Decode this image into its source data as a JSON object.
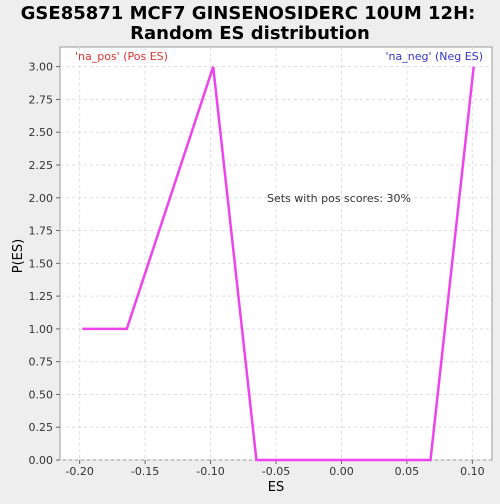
{
  "chart_data": {
    "type": "line",
    "title_line1": "GSE85871 MCF7 GINSENOSIDERC 10UM 12H:",
    "title_line2": "Random ES distribution",
    "xlabel": "ES",
    "ylabel": "P(ES)",
    "xlim": [
      -0.215,
      0.115
    ],
    "ylim": [
      0,
      3.15
    ],
    "xticks": [
      -0.2,
      -0.15,
      -0.1,
      -0.05,
      0.0,
      0.05,
      0.1
    ],
    "xtick_labels": [
      "-0.20",
      "-0.15",
      "-0.10",
      "-0.05",
      "0.00",
      "0.05",
      "0.10"
    ],
    "yticks": [
      0,
      0.25,
      0.5,
      0.75,
      1.0,
      1.25,
      1.5,
      1.75,
      2.0,
      2.25,
      2.5,
      2.75,
      3.0
    ],
    "ytick_labels": [
      "0.00",
      "0.25",
      "0.50",
      "0.75",
      "1.00",
      "1.25",
      "1.50",
      "1.75",
      "2.00",
      "2.25",
      "2.50",
      "2.75",
      "3.00"
    ],
    "grid": true,
    "series": [
      {
        "color": "#ee44ee",
        "x": [
          -0.198,
          -0.164,
          -0.098,
          -0.065,
          0.068,
          0.101
        ],
        "y": [
          1.0,
          1.0,
          3.0,
          0.0,
          0.0,
          3.0
        ]
      }
    ],
    "annotations": {
      "pos_label": "'na_pos' (Pos ES)",
      "neg_label": "'na_neg' (Neg ES)",
      "center_text": "Sets with pos scores: 30%"
    },
    "colors": {
      "pos_label": "#dd3333",
      "neg_label": "#3333cc",
      "line": "#ee44ee",
      "plot_bg": "#ffffff",
      "page_bg": "#eeeeee",
      "grid": "#dddddd"
    }
  }
}
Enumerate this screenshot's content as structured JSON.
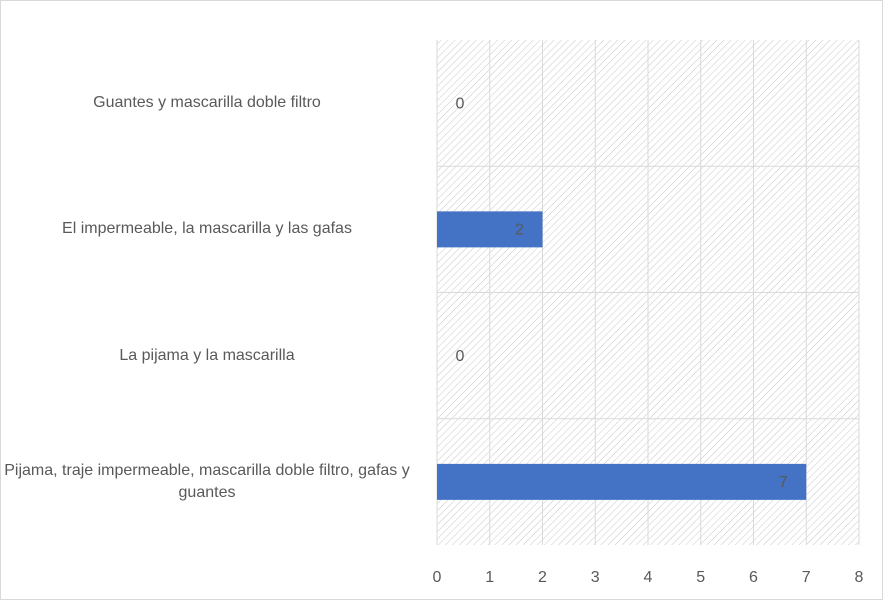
{
  "chart_data": {
    "type": "bar",
    "orientation": "horizontal",
    "categories": [
      "Guantes y mascarilla doble filtro",
      "El impermeable, la mascarilla y las gafas",
      "La pijama y la mascarilla",
      "Pijama, traje impermeable, mascarilla doble filtro, gafas y guantes"
    ],
    "values": [
      0,
      2,
      0,
      7
    ],
    "color": "#4472c4",
    "xlim": [
      0,
      8
    ],
    "xticks": [
      0,
      1,
      2,
      3,
      4,
      5,
      6,
      7,
      8
    ],
    "grid": true
  }
}
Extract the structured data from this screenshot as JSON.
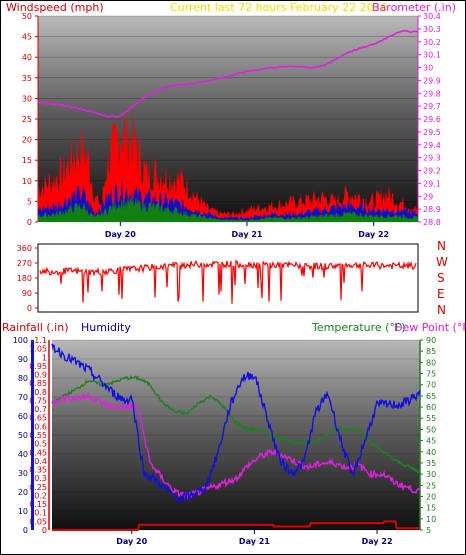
{
  "header": {
    "windspeed_label": "Windspeed (mph)",
    "current_label": "Current last 72 hours February 22 2026",
    "barometer_label": "Barometer (.in)"
  },
  "lower_header": {
    "rainfall_label": "Rainfall (.in)",
    "humidity_label": "Humidity",
    "temperature_label": "Temperature (°F)",
    "dewpoint_label": "Dew Point (°F)"
  },
  "compass": [
    "N",
    "W",
    "S",
    "E",
    "N"
  ],
  "colors": {
    "wind_gust": "#ff0000",
    "wind_avg": "#1010c0",
    "wind_low": "#108010",
    "barometer": "#e020e0",
    "direction": "#ff0000",
    "rain": "#dd0000",
    "humidity": "#1010e0",
    "temperature": "#208020",
    "dewpoint": "#e020e0",
    "header_yellow": "#e6e600"
  },
  "chart_data": [
    {
      "type": "area",
      "name": "wind-barometer",
      "day_labels": [
        "Day 20",
        "Day 21",
        "Day 22"
      ],
      "x_days": [
        19.35,
        22.35
      ],
      "y_left": {
        "label": "Windspeed (mph)",
        "range": [
          0,
          50
        ],
        "ticks": [
          0,
          5,
          10,
          15,
          20,
          25,
          30,
          35,
          40,
          45,
          50
        ]
      },
      "y_right": {
        "label": "Barometer (.in)",
        "range": [
          28.8,
          30.4
        ],
        "ticks": [
          "28.8",
          "28.9",
          "29",
          "29.1",
          "29.2",
          "29.3",
          "29.4",
          "29.5",
          "29.6",
          "29.7",
          "29.8",
          "29.9",
          "30",
          "30.1",
          "30.2",
          "30.3",
          "30.4"
        ]
      },
      "series": [
        {
          "name": "gust",
          "x": [
            19.35,
            19.45,
            19.55,
            19.6,
            19.65,
            19.7,
            19.75,
            19.8,
            19.85,
            19.9,
            19.95,
            20.0,
            20.1,
            20.2,
            20.3,
            20.4,
            20.5,
            20.6,
            20.7,
            20.8,
            20.9,
            21.0,
            21.2,
            21.4,
            21.6,
            21.7,
            21.8,
            21.9,
            22.0,
            22.1,
            22.2,
            22.35
          ],
          "values": [
            8,
            10,
            12,
            15,
            17,
            18,
            15,
            6,
            4,
            15,
            18,
            22,
            20,
            12,
            12,
            11,
            10,
            6,
            3,
            2,
            2,
            3,
            4,
            5,
            6,
            5,
            7,
            6,
            5,
            7,
            5,
            3
          ]
        },
        {
          "name": "average",
          "x": [
            19.35,
            19.5,
            19.6,
            19.7,
            19.8,
            19.9,
            20.0,
            20.2,
            20.4,
            20.6,
            20.8,
            21.0,
            21.2,
            21.4,
            21.6,
            21.8,
            22.0,
            22.2,
            22.35
          ],
          "values": [
            3,
            4,
            6,
            7,
            2,
            6,
            8,
            6,
            5,
            3,
            1,
            1,
            2,
            2,
            3,
            4,
            3,
            3,
            2
          ]
        },
        {
          "name": "low",
          "x": [
            19.35,
            19.5,
            19.6,
            19.7,
            19.8,
            19.9,
            20.0,
            20.2,
            20.4,
            20.6,
            20.8,
            21.0,
            21.2,
            21.4,
            21.6,
            21.8,
            22.0,
            22.2,
            22.35
          ],
          "values": [
            1.5,
            2,
            3,
            4,
            1,
            3,
            5,
            4,
            3,
            1.5,
            0.5,
            0.5,
            1,
            1,
            1.5,
            2,
            1.5,
            1.5,
            1
          ]
        },
        {
          "name": "barometer",
          "x": [
            19.35,
            19.6,
            19.8,
            19.9,
            20.0,
            20.05,
            20.2,
            20.4,
            20.6,
            20.8,
            21.0,
            21.2,
            21.4,
            21.5,
            21.6,
            21.8,
            22.0,
            22.1,
            22.2,
            22.35
          ],
          "values": [
            29.73,
            29.7,
            29.65,
            29.62,
            29.62,
            29.66,
            29.78,
            29.86,
            29.88,
            29.92,
            29.97,
            30.0,
            30.01,
            30.0,
            30.01,
            30.12,
            30.18,
            30.23,
            30.28,
            30.28
          ]
        }
      ]
    },
    {
      "type": "line",
      "name": "wind-direction",
      "y_left": {
        "range": [
          0,
          360
        ],
        "ticks": [
          0,
          90,
          180,
          270,
          360
        ]
      },
      "series": [
        {
          "name": "direction",
          "x": [
            19.35,
            19.5,
            19.6,
            19.7,
            19.8,
            19.9,
            20.0,
            20.2,
            20.4,
            20.6,
            20.8,
            21.0,
            21.2,
            21.4,
            21.6,
            21.8,
            22.0,
            22.2,
            22.35
          ],
          "values": [
            225,
            220,
            222,
            218,
            215,
            222,
            228,
            240,
            255,
            262,
            265,
            262,
            258,
            255,
            250,
            258,
            255,
            252,
            250
          ]
        }
      ]
    },
    {
      "type": "line",
      "name": "rain-humidity-temperature",
      "day_labels": [
        "Day 20",
        "Day 21",
        "Day 22"
      ],
      "y_left": {
        "label": "Humidity",
        "range": [
          0,
          100
        ],
        "ticks": [
          0,
          10,
          20,
          30,
          40,
          50,
          60,
          70,
          80,
          90,
          100
        ]
      },
      "y_rain": {
        "label": "Rainfall (.in)",
        "range": [
          0,
          1.1
        ],
        "ticks": [
          "0",
          "0.05",
          "0.1",
          "0.15",
          "0.2",
          "0.25",
          "0.3",
          "0.35",
          "0.4",
          "0.45",
          "0.5",
          "0.55",
          "0.6",
          "0.65",
          "0.7",
          "0.75",
          "0.8",
          "0.85",
          "0.9",
          "0.95",
          "1",
          "1.05",
          "1.1"
        ]
      },
      "y_right": {
        "label": "Temperature (°F)",
        "range": [
          5,
          90
        ],
        "ticks": [
          5,
          10,
          15,
          20,
          25,
          30,
          35,
          40,
          45,
          50,
          55,
          60,
          65,
          70,
          75,
          80,
          85,
          90
        ]
      },
      "series": [
        {
          "name": "humidity",
          "x": [
            19.35,
            19.45,
            19.55,
            19.65,
            19.75,
            19.85,
            19.95,
            20.0,
            20.1,
            20.2,
            20.3,
            20.4,
            20.5,
            20.6,
            20.7,
            20.8,
            20.9,
            21.0,
            21.1,
            21.2,
            21.3,
            21.4,
            21.5,
            21.6,
            21.7,
            21.8,
            22.0,
            22.2,
            22.35
          ],
          "values": [
            97,
            92,
            88,
            84,
            78,
            72,
            68,
            70,
            30,
            26,
            20,
            16,
            19,
            22,
            40,
            65,
            80,
            82,
            60,
            38,
            30,
            35,
            62,
            72,
            48,
            28,
            66,
            66,
            72
          ]
        },
        {
          "name": "temperature",
          "x": [
            19.35,
            19.45,
            19.55,
            19.65,
            19.75,
            19.85,
            19.95,
            20.05,
            20.15,
            20.25,
            20.35,
            20.45,
            20.55,
            20.65,
            20.75,
            20.85,
            20.95,
            21.05,
            21.15,
            21.25,
            21.35,
            21.45,
            21.55,
            21.65,
            21.75,
            21.85,
            21.95,
            22.05,
            22.15,
            22.35
          ],
          "values": [
            62,
            65,
            68,
            72,
            70,
            71,
            73,
            73,
            70,
            62,
            58,
            57,
            62,
            65,
            60,
            53,
            50,
            50,
            47,
            46,
            44,
            44,
            46,
            50,
            50,
            50,
            44,
            40,
            36,
            31
          ]
        },
        {
          "name": "dewpoint",
          "x": [
            19.35,
            19.45,
            19.55,
            19.65,
            19.75,
            19.85,
            19.95,
            20.05,
            20.15,
            20.25,
            20.35,
            20.45,
            20.55,
            20.65,
            20.75,
            20.85,
            20.95,
            21.05,
            21.15,
            21.25,
            21.35,
            21.45,
            21.55,
            21.65,
            21.75,
            21.85,
            21.95,
            22.05,
            22.15,
            22.35
          ],
          "values": [
            62,
            64,
            64,
            65,
            62,
            60,
            60,
            60,
            35,
            28,
            22,
            20,
            22,
            24,
            26,
            28,
            34,
            38,
            40,
            38,
            35,
            33,
            35,
            35,
            33,
            34,
            30,
            30,
            26,
            22
          ]
        },
        {
          "name": "rain",
          "x": [
            19.35,
            20.05,
            20.06,
            21.15,
            21.16,
            21.45,
            21.46,
            22.05,
            22.06,
            22.15,
            22.16,
            22.35
          ],
          "values": [
            0.0,
            0.0,
            0.03,
            0.03,
            0.02,
            0.02,
            0.04,
            0.04,
            0.05,
            0.05,
            0.01,
            0.01
          ]
        }
      ]
    }
  ]
}
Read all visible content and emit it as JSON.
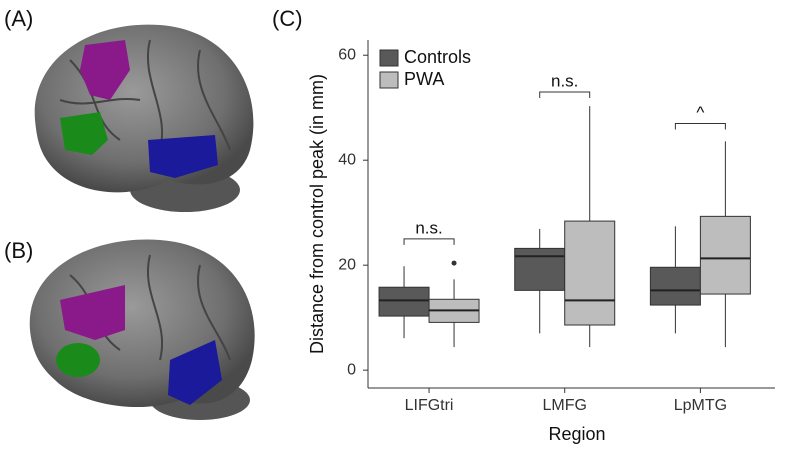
{
  "panel_labels": [
    "(A)",
    "(B)",
    "(C)"
  ],
  "chart_data": {
    "type": "box",
    "x_label": "Region",
    "y_label": "Distance from control peak (in mm)",
    "categories": [
      "LIFGtri",
      "LMFG",
      "LpMTG"
    ],
    "series": [
      {
        "name": "Controls",
        "color": "#595959",
        "min": [
          6.1,
          7.0,
          7.0
        ],
        "q1": [
          10.3,
          15.2,
          12.4
        ],
        "median": [
          13.3,
          21.7,
          15.2
        ],
        "q3": [
          15.8,
          23.2,
          19.6
        ],
        "max": [
          19.8,
          26.9,
          27.4
        ],
        "outliers": [
          [],
          [],
          []
        ]
      },
      {
        "name": "PWA",
        "color": "#bdbdbd",
        "min": [
          4.4,
          4.4,
          4.4
        ],
        "q1": [
          9.1,
          8.6,
          14.5
        ],
        "median": [
          11.4,
          13.3,
          21.3
        ],
        "q3": [
          13.5,
          28.4,
          29.3
        ],
        "max": [
          17.3,
          50.3,
          43.6
        ],
        "outliers": [
          [
            20.4
          ],
          [],
          []
        ]
      }
    ],
    "annotations": [
      {
        "text": "n.s.",
        "category": 0,
        "y": 25
      },
      {
        "text": "n.s.",
        "category": 1,
        "y": 53
      },
      {
        "text": "^",
        "category": 2,
        "y": 47
      }
    ],
    "ylim": [
      -3.4,
      62.9
    ],
    "yticks": [
      0,
      20,
      40,
      60
    ],
    "legend": "top-left"
  }
}
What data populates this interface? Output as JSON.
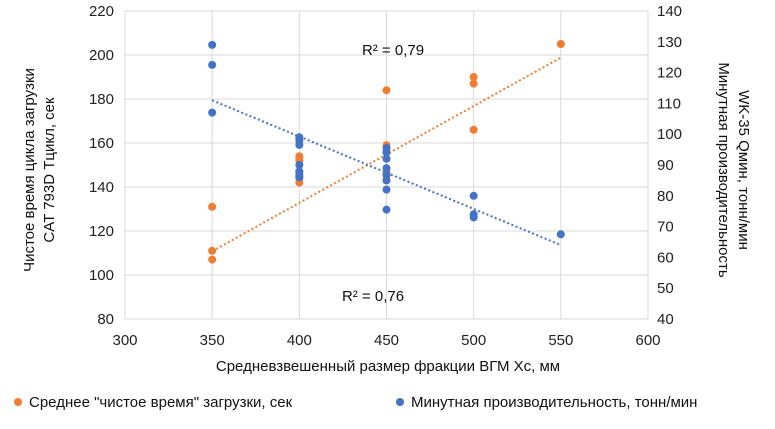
{
  "chart_data": {
    "type": "scatter",
    "x_axis": {
      "label": "Средневзвешенный размер фракции ВГМ Xc, мм",
      "range": [
        300,
        600
      ],
      "ticks": [
        300,
        350,
        400,
        450,
        500,
        550,
        600
      ]
    },
    "y_axis_left": {
      "label_line1": "Чистое время цикла загрузки",
      "label_line2": "CAT 793D Тцикл, сек",
      "range": [
        80,
        220
      ],
      "ticks": [
        80,
        100,
        120,
        140,
        160,
        180,
        200,
        220
      ]
    },
    "y_axis_right": {
      "label_line1": "Минутная производительность",
      "label_line2": "WK-35  Qмин, тонн/мин",
      "range": [
        40,
        140
      ],
      "ticks": [
        40,
        50,
        60,
        70,
        80,
        90,
        100,
        110,
        120,
        130,
        140
      ]
    },
    "grid": {
      "horizontal": true,
      "vertical": true
    },
    "legend_position": "bottom",
    "series": [
      {
        "name": "Среднее \"чистое время\" загрузки, сек",
        "axis": "left",
        "color": "#ED7D31",
        "points": [
          [
            350,
            131
          ],
          [
            350,
            111
          ],
          [
            350,
            107
          ],
          [
            400,
            154
          ],
          [
            400,
            153
          ],
          [
            400,
            152
          ],
          [
            400,
            147
          ],
          [
            400,
            145
          ],
          [
            400,
            144
          ],
          [
            400,
            142
          ],
          [
            450,
            184
          ],
          [
            450,
            159
          ],
          [
            450,
            156
          ],
          [
            450,
            147
          ],
          [
            450,
            145
          ],
          [
            450,
            143
          ],
          [
            500,
            190
          ],
          [
            500,
            187
          ],
          [
            500,
            166
          ],
          [
            550,
            205
          ]
        ],
        "trendline": {
          "x": [
            350,
            550
          ],
          "y": [
            110.8,
            198.8
          ]
        },
        "r2_label": "R² = 0,79"
      },
      {
        "name": "Минутная производительность, тонн/мин",
        "axis": "right",
        "color": "#4472C4",
        "points": [
          [
            350,
            129
          ],
          [
            350,
            122.5
          ],
          [
            350,
            107
          ],
          [
            400,
            99
          ],
          [
            400,
            98
          ],
          [
            400,
            96.5
          ],
          [
            400,
            90
          ],
          [
            400,
            88
          ],
          [
            400,
            87
          ],
          [
            400,
            86
          ],
          [
            450,
            95.5
          ],
          [
            450,
            94
          ],
          [
            450,
            92
          ],
          [
            450,
            89
          ],
          [
            450,
            87
          ],
          [
            450,
            85
          ],
          [
            450,
            82
          ],
          [
            450,
            75.5
          ],
          [
            500,
            80
          ],
          [
            500,
            74
          ],
          [
            500,
            73
          ],
          [
            550,
            67.5
          ]
        ],
        "trendline": {
          "x": [
            350,
            550
          ],
          "y": [
            111,
            64
          ]
        },
        "r2_label": "R² = 0,76"
      }
    ]
  }
}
**********
— TASK PROMPT —
Filter the listing for the word "производительность" and copy every line that holds it.

— RESPONSE TO THIS TASK —
      "label_line1": "Минутная производительность",
        "name": "Минутная производительность, тонн/мин",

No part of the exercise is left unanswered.